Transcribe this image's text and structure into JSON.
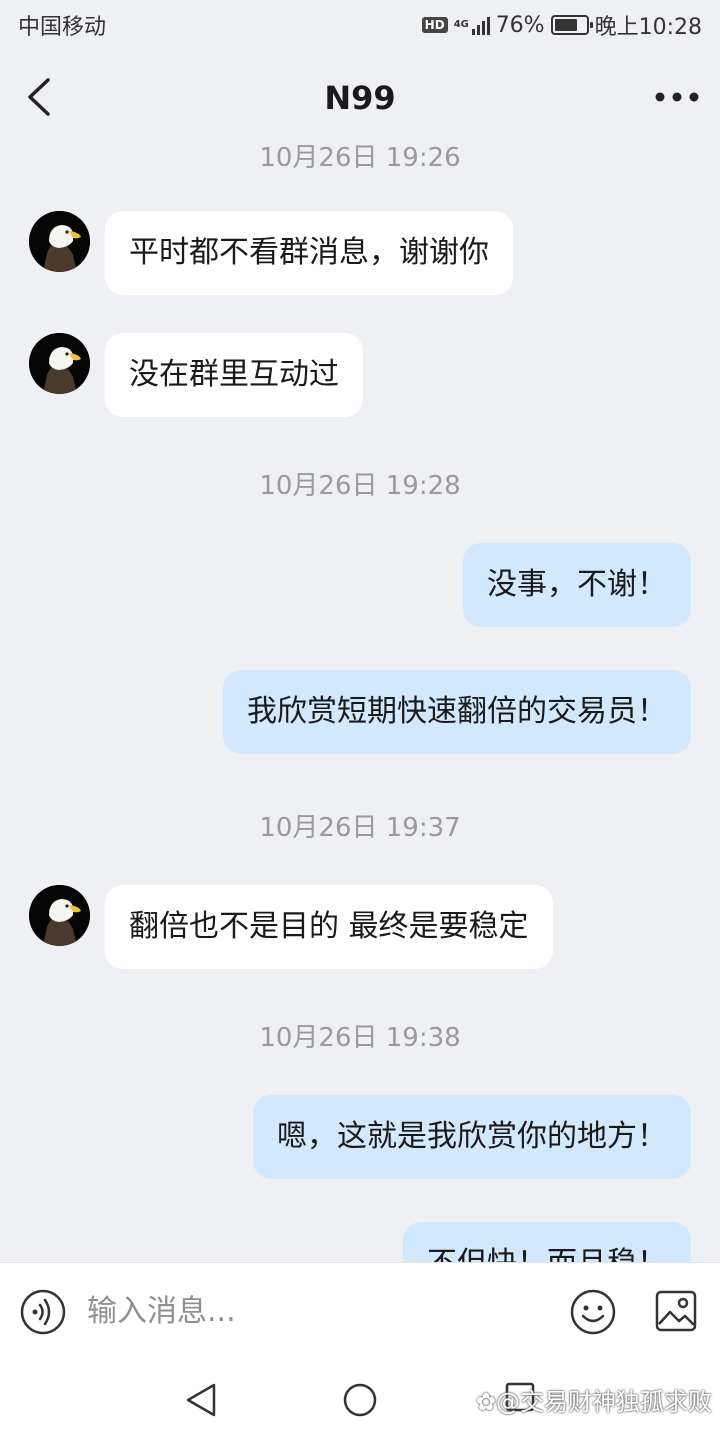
{
  "status_bar": {
    "carrier": "中国移动",
    "hd": "HD",
    "network": "4G",
    "battery": "76%",
    "battery_level": 0.76,
    "time": "晚上10:28"
  },
  "header": {
    "title": "N99",
    "back_icon": "chevron-left-icon",
    "more_icon": "more-horizontal-icon"
  },
  "messages": {
    "ts_top": "10月26日 19:26",
    "m1": "平时都不看群消息，谢谢你",
    "m2": "没在群里互动过",
    "ts_2": "10月26日 19:28",
    "m3": "没事，不谢！",
    "m4": "我欣赏短期快速翻倍的交易员！",
    "ts_3": "10月26日 19:37",
    "m5": "翻倍也不是目的 最终是要稳定",
    "ts_4": "10月26日 19:38",
    "m6": "嗯，这就是我欣赏你的地方！",
    "m7": "不但快！而且稳！"
  },
  "input": {
    "placeholder": "输入消息..."
  },
  "watermark": "交易财神独孤求败",
  "colors": {
    "background": "#eef0f3",
    "incoming_bubble": "#ffffff",
    "outgoing_bubble": "#d2e8fd"
  }
}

▶ _The problem_
Using the records above, say how many lines include the string "icon". Only the number is wanted.

▶ _Solution to this exercise_
2